▶ _EXERCISE MATERIAL_:
*****
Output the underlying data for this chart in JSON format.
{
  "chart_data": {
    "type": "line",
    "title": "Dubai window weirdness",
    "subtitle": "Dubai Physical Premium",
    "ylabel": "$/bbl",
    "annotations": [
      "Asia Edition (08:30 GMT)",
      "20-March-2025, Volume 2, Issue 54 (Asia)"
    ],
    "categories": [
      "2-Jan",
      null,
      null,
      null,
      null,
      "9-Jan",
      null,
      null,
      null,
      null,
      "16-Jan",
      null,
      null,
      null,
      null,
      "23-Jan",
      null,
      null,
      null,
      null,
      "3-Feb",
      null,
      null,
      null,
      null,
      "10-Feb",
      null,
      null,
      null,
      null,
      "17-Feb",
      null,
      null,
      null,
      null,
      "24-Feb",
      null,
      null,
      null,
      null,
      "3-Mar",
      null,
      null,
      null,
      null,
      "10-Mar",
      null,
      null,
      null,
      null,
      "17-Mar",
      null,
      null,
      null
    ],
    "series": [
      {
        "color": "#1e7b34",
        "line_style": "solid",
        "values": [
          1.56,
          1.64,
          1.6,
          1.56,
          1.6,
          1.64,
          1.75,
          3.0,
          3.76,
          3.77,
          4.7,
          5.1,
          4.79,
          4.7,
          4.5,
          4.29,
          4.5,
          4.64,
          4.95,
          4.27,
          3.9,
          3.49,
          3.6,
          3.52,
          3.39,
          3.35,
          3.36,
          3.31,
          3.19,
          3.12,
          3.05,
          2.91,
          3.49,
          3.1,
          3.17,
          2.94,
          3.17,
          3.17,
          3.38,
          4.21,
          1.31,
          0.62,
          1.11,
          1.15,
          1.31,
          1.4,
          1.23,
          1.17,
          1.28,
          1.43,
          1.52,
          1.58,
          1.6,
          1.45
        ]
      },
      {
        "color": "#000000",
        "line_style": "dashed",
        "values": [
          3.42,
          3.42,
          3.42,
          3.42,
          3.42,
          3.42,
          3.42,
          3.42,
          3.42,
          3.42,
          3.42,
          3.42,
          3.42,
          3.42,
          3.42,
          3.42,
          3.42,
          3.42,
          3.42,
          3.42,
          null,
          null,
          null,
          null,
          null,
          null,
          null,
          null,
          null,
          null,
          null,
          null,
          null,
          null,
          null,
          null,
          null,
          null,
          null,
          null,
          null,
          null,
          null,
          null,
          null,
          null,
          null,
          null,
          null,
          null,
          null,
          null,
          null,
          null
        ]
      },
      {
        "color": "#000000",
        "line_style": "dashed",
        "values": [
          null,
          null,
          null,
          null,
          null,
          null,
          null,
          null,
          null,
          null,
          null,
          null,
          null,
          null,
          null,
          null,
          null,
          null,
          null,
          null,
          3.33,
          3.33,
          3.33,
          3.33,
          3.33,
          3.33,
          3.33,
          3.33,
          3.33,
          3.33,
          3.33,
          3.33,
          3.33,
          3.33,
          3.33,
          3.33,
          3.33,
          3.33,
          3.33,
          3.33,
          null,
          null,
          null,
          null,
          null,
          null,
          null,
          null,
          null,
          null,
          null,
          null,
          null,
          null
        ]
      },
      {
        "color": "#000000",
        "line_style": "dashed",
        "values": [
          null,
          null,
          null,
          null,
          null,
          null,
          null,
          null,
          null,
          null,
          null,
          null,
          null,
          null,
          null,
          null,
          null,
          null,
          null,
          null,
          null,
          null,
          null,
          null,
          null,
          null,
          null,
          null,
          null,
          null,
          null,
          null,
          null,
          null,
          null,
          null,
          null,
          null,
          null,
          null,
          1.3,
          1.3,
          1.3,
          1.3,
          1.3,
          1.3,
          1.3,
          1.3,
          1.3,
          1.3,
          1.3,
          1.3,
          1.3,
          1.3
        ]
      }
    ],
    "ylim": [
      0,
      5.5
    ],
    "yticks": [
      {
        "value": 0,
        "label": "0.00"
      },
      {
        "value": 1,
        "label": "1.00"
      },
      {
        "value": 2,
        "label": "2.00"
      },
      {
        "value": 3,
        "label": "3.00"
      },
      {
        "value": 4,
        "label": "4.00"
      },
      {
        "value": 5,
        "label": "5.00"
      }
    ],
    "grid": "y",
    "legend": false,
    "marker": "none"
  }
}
*****
▶ _REQUIRED TASK_:
Emit the records above again, exactly, with no line skipped.

▶ _FULL OUTPUT_:
Output the underlying data for this chart in JSON format.
{
  "chart_data": {
    "type": "line",
    "title": "Dubai window weirdness",
    "subtitle": "Dubai Physical Premium",
    "ylabel": "$/bbl",
    "annotations": [
      "Asia Edition (08:30 GMT)",
      "20-March-2025, Volume 2, Issue 54 (Asia)"
    ],
    "categories": [
      "2-Jan",
      null,
      null,
      null,
      null,
      "9-Jan",
      null,
      null,
      null,
      null,
      "16-Jan",
      null,
      null,
      null,
      null,
      "23-Jan",
      null,
      null,
      null,
      null,
      "3-Feb",
      null,
      null,
      null,
      null,
      "10-Feb",
      null,
      null,
      null,
      null,
      "17-Feb",
      null,
      null,
      null,
      null,
      "24-Feb",
      null,
      null,
      null,
      null,
      "3-Mar",
      null,
      null,
      null,
      null,
      "10-Mar",
      null,
      null,
      null,
      null,
      "17-Mar",
      null,
      null,
      null
    ],
    "series": [
      {
        "color": "#1e7b34",
        "line_style": "solid",
        "values": [
          1.56,
          1.64,
          1.6,
          1.56,
          1.6,
          1.64,
          1.75,
          3.0,
          3.76,
          3.77,
          4.7,
          5.1,
          4.79,
          4.7,
          4.5,
          4.29,
          4.5,
          4.64,
          4.95,
          4.27,
          3.9,
          3.49,
          3.6,
          3.52,
          3.39,
          3.35,
          3.36,
          3.31,
          3.19,
          3.12,
          3.05,
          2.91,
          3.49,
          3.1,
          3.17,
          2.94,
          3.17,
          3.17,
          3.38,
          4.21,
          1.31,
          0.62,
          1.11,
          1.15,
          1.31,
          1.4,
          1.23,
          1.17,
          1.28,
          1.43,
          1.52,
          1.58,
          1.6,
          1.45
        ]
      },
      {
        "color": "#000000",
        "line_style": "dashed",
        "values": [
          3.42,
          3.42,
          3.42,
          3.42,
          3.42,
          3.42,
          3.42,
          3.42,
          3.42,
          3.42,
          3.42,
          3.42,
          3.42,
          3.42,
          3.42,
          3.42,
          3.42,
          3.42,
          3.42,
          3.42,
          null,
          null,
          null,
          null,
          null,
          null,
          null,
          null,
          null,
          null,
          null,
          null,
          null,
          null,
          null,
          null,
          null,
          null,
          null,
          null,
          null,
          null,
          null,
          null,
          null,
          null,
          null,
          null,
          null,
          null,
          null,
          null,
          null,
          null
        ]
      },
      {
        "color": "#000000",
        "line_style": "dashed",
        "values": [
          null,
          null,
          null,
          null,
          null,
          null,
          null,
          null,
          null,
          null,
          null,
          null,
          null,
          null,
          null,
          null,
          null,
          null,
          null,
          null,
          3.33,
          3.33,
          3.33,
          3.33,
          3.33,
          3.33,
          3.33,
          3.33,
          3.33,
          3.33,
          3.33,
          3.33,
          3.33,
          3.33,
          3.33,
          3.33,
          3.33,
          3.33,
          3.33,
          3.33,
          null,
          null,
          null,
          null,
          null,
          null,
          null,
          null,
          null,
          null,
          null,
          null,
          null,
          null
        ]
      },
      {
        "color": "#000000",
        "line_style": "dashed",
        "values": [
          null,
          null,
          null,
          null,
          null,
          null,
          null,
          null,
          null,
          null,
          null,
          null,
          null,
          null,
          null,
          null,
          null,
          null,
          null,
          null,
          null,
          null,
          null,
          null,
          null,
          null,
          null,
          null,
          null,
          null,
          null,
          null,
          null,
          null,
          null,
          null,
          null,
          null,
          null,
          null,
          1.3,
          1.3,
          1.3,
          1.3,
          1.3,
          1.3,
          1.3,
          1.3,
          1.3,
          1.3,
          1.3,
          1.3,
          1.3,
          1.3
        ]
      }
    ],
    "ylim": [
      0,
      5.5
    ],
    "yticks": [
      {
        "value": 0,
        "label": "0.00"
      },
      {
        "value": 1,
        "label": "1.00"
      },
      {
        "value": 2,
        "label": "2.00"
      },
      {
        "value": 3,
        "label": "3.00"
      },
      {
        "value": 4,
        "label": "4.00"
      },
      {
        "value": 5,
        "label": "5.00"
      }
    ],
    "grid": "y",
    "legend": false,
    "marker": "none"
  }
}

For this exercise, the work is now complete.